▶ [Work instructions] Locate every line that holds the string "content" and copy it.

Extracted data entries
══════════════════════════════

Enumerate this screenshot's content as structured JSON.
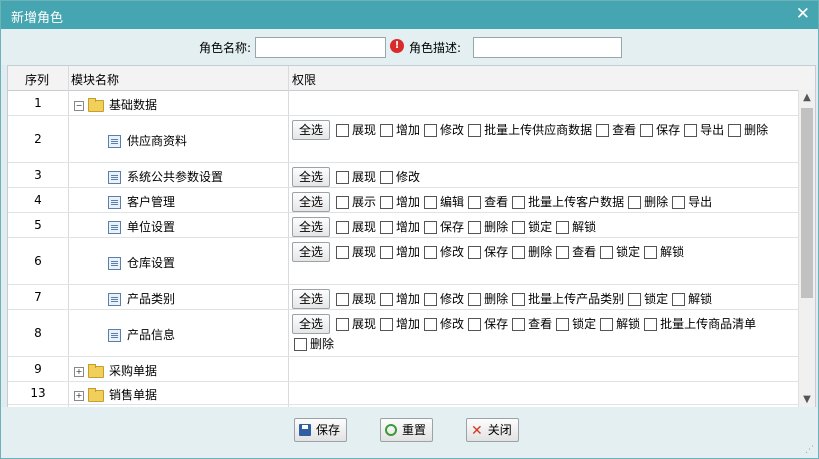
{
  "dialog": {
    "title": "新增角色",
    "close_glyph": "✕"
  },
  "form": {
    "role_name_label": "角色名称:",
    "role_name_value": "",
    "role_desc_label": "角色描述:",
    "role_desc_value": "",
    "warning_glyph": "!"
  },
  "grid": {
    "headers": [
      "序列",
      "模块名称",
      "权限"
    ],
    "select_all_label": "全选",
    "rows": [
      {
        "num": "1",
        "name": "基础数据",
        "type": "folder-open",
        "perms": []
      },
      {
        "num": "2",
        "name": "供应商资料",
        "type": "doc",
        "perms": [
          "展现",
          "增加",
          "修改",
          "批量上传供应商数据",
          "查看",
          "保存",
          "导出",
          "删除"
        ]
      },
      {
        "num": "3",
        "name": "系统公共参数设置",
        "type": "doc",
        "perms": [
          "展现",
          "修改"
        ]
      },
      {
        "num": "4",
        "name": "客户管理",
        "type": "doc",
        "perms": [
          "展示",
          "增加",
          "编辑",
          "查看",
          "批量上传客户数据",
          "删除",
          "导出"
        ]
      },
      {
        "num": "5",
        "name": "单位设置",
        "type": "doc",
        "perms": [
          "展现",
          "增加",
          "保存",
          "删除",
          "锁定",
          "解锁"
        ]
      },
      {
        "num": "6",
        "name": "仓库设置",
        "type": "doc",
        "perms": [
          "展现",
          "增加",
          "修改",
          "保存",
          "删除",
          "查看",
          "锁定",
          "解锁"
        ]
      },
      {
        "num": "7",
        "name": "产品类别",
        "type": "doc",
        "perms": [
          "展现",
          "增加",
          "修改",
          "删除",
          "批量上传产品类别",
          "锁定",
          "解锁"
        ]
      },
      {
        "num": "8",
        "name": "产品信息",
        "type": "doc",
        "perms": [
          "展现",
          "增加",
          "修改",
          "保存",
          "查看",
          "锁定",
          "解锁",
          "批量上传商品清单",
          "删除"
        ]
      },
      {
        "num": "9",
        "name": "采购单据",
        "type": "folder-closed",
        "perms": []
      },
      {
        "num": "13",
        "name": "销售单据",
        "type": "folder-closed",
        "perms": []
      }
    ]
  },
  "footer": {
    "save_label": "保存",
    "reset_label": "重置",
    "close_label": "关闭"
  }
}
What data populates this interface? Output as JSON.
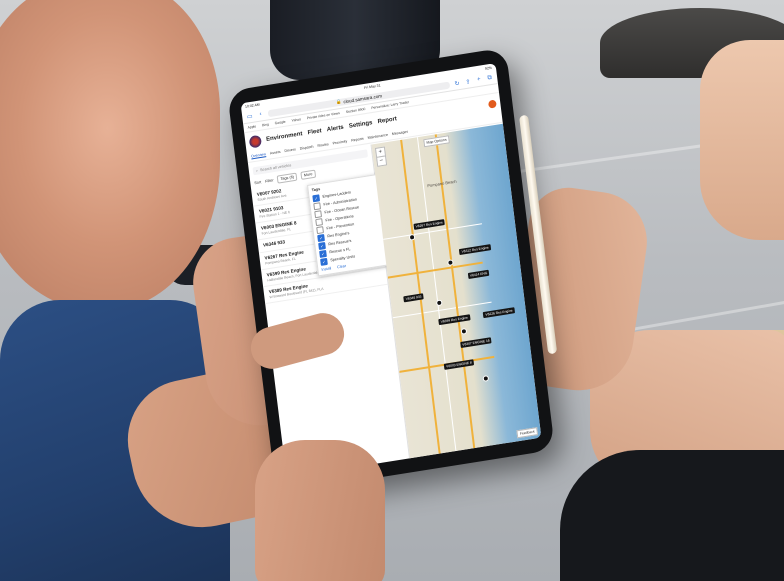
{
  "browser": {
    "status_time": "10:42 AM",
    "status_date": "Fri May 31",
    "battery": "92%",
    "url": "cloud.samsara.com",
    "bookmarks": [
      "Apple",
      "Bing",
      "Google",
      "Yahoo",
      "Private rides on Views",
      "Section 8900",
      "Personalize: Larry Trader"
    ]
  },
  "app": {
    "nav": [
      "Environment",
      "Fleet",
      "Alerts",
      "Settings",
      "Report"
    ],
    "subnav": [
      "Overview",
      "Assets",
      "Drivers",
      "Dispatch",
      "Routes",
      "Proximity",
      "Reports",
      "Maintenance",
      "Messages"
    ],
    "active_subnav": "Overview",
    "search_placeholder": "Search all vehicles",
    "filter": {
      "sort": "Sort",
      "filter": "Filter",
      "tags": "Tags (6)",
      "more": "More"
    }
  },
  "vehicles": [
    {
      "name": "V6007 9202",
      "loc": "South Andrews Ave"
    },
    {
      "name": "V6021 9103",
      "loc": "Fire Station 1 - NE 6"
    },
    {
      "name": "V6003 ENGINE 8",
      "loc": "Fort Lauderdale, FL"
    },
    {
      "name": "V6346 933",
      "loc": ""
    },
    {
      "name": "V6267 Res Engine",
      "loc": "Pompano Beach, FL"
    },
    {
      "name": "V6399 Res Engine",
      "loc": "Hallandale Beach, Fort Lauderdale, FL"
    },
    {
      "name": "V6389 Res Engine",
      "loc": "W Broward Boulevard (FL 842), FLA"
    }
  ],
  "tags": {
    "title": "Tags",
    "items": [
      {
        "label": "Engines-Ladders",
        "checked": true
      },
      {
        "label": "Fire - Administration",
        "checked": false
      },
      {
        "label": "Fire - Ocean Rescue",
        "checked": false
      },
      {
        "label": "Fire - Operations",
        "checked": false
      },
      {
        "label": "Fire - Prevention",
        "checked": false
      },
      {
        "label": "Res Engine's",
        "checked": true
      },
      {
        "label": "Res Rescue's",
        "checked": true
      },
      {
        "label": "Rescue s FL",
        "checked": true
      },
      {
        "label": "Specialty Units",
        "checked": true
      }
    ],
    "install": "Install",
    "clear": "Clear"
  },
  "map": {
    "options": "Map Options",
    "feedback": "Feedback",
    "city": "Pompano Beach",
    "labels": [
      "V6267 Res Engine",
      "V6312 Res Engine",
      "V6414 ENG",
      "V6346 933",
      "V6399 Res Engine",
      "V6307 ENGINE 16",
      "V6003 ENGINE 8",
      "V6226 Res Engine"
    ]
  },
  "colors": {
    "accent": "#2a6fd6",
    "map_water": "#6ea6cf",
    "highway": "#f0b23c"
  }
}
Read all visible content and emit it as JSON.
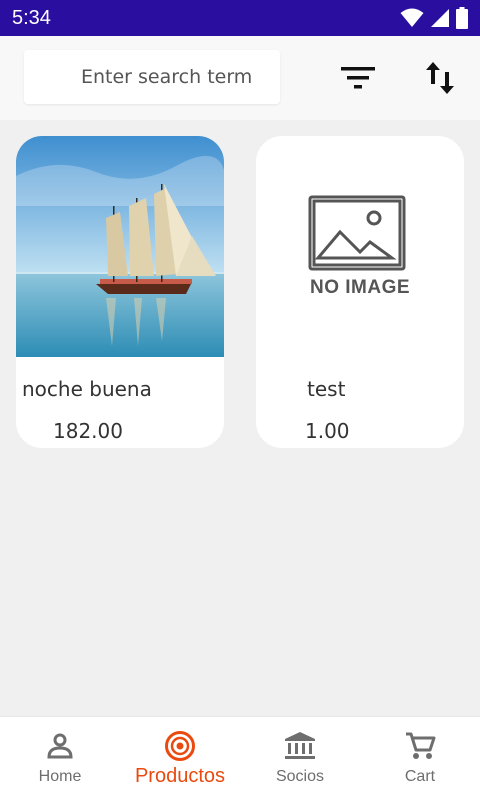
{
  "status_bar": {
    "time": "5:34",
    "icons": [
      "wifi-icon",
      "signal-icon",
      "battery-icon"
    ]
  },
  "search": {
    "placeholder": "Enter search term",
    "value": ""
  },
  "toolbar": {
    "icons": [
      "filter-icon",
      "sort-icon"
    ]
  },
  "products": [
    {
      "name": "noche buena",
      "price": "182.00",
      "image": "sailboat-photo"
    },
    {
      "name": "test",
      "price": "1.00",
      "image": "no-image-placeholder",
      "image_caption": "NO IMAGE"
    }
  ],
  "nav": {
    "items": [
      {
        "label": "Home",
        "icon": "person-icon",
        "active": false
      },
      {
        "label": "Productos",
        "icon": "target-icon",
        "active": true
      },
      {
        "label": "Socios",
        "icon": "bank-icon",
        "active": false
      },
      {
        "label": "Cart",
        "icon": "cart-icon",
        "active": false
      }
    ]
  },
  "colors": {
    "status_bar": "#2a0ea0",
    "accent": "#ea4a10",
    "background": "#f0f0f0",
    "inactive_nav": "#6e6e6e"
  }
}
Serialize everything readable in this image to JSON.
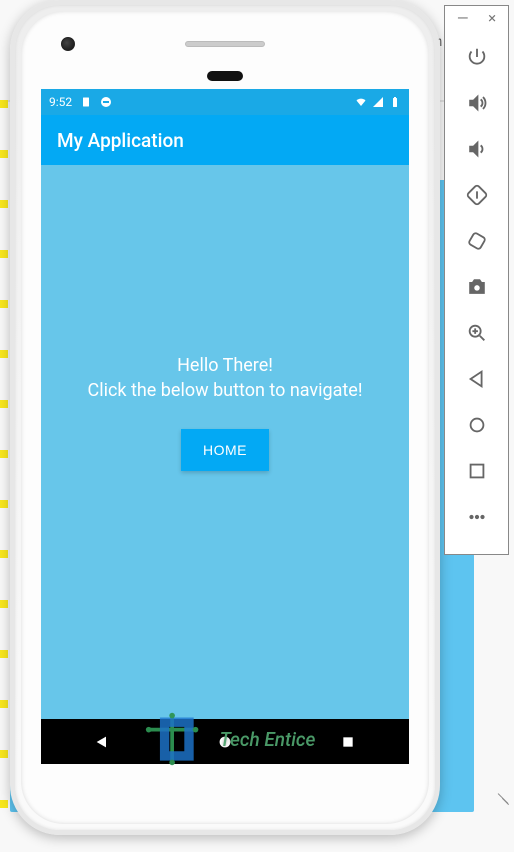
{
  "emulator": {
    "window_controls": {
      "minimize": "—",
      "close": "×"
    },
    "tools": [
      {
        "name": "power",
        "label": "Power"
      },
      {
        "name": "volume_up",
        "label": "Volume up"
      },
      {
        "name": "volume_down",
        "label": "Volume down"
      },
      {
        "name": "rotate_left",
        "label": "Rotate left"
      },
      {
        "name": "rotate_right",
        "label": "Rotate right"
      },
      {
        "name": "camera",
        "label": "Take screenshot"
      },
      {
        "name": "zoom",
        "label": "Zoom"
      },
      {
        "name": "back",
        "label": "Back"
      },
      {
        "name": "home",
        "label": "Home"
      },
      {
        "name": "overview",
        "label": "Overview"
      },
      {
        "name": "more",
        "label": "More"
      }
    ]
  },
  "bg_hint_char": "m",
  "phone": {
    "status": {
      "time": "9:52",
      "signals": {
        "wifi": true,
        "cell": true,
        "battery": true
      }
    },
    "app": {
      "title": "My Application",
      "hello_text": "Hello There!",
      "instruction_text": "Click the below button to navigate!",
      "button_label": "HOME"
    },
    "nav_buttons": [
      "back",
      "home",
      "recents"
    ]
  },
  "watermark": {
    "text": "Tech Entice"
  }
}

══════════════════════════════

▶ [Exercise solution]
Enumerate this screenshot's content as structured JSON.
Read all visible content and emit it as JSON.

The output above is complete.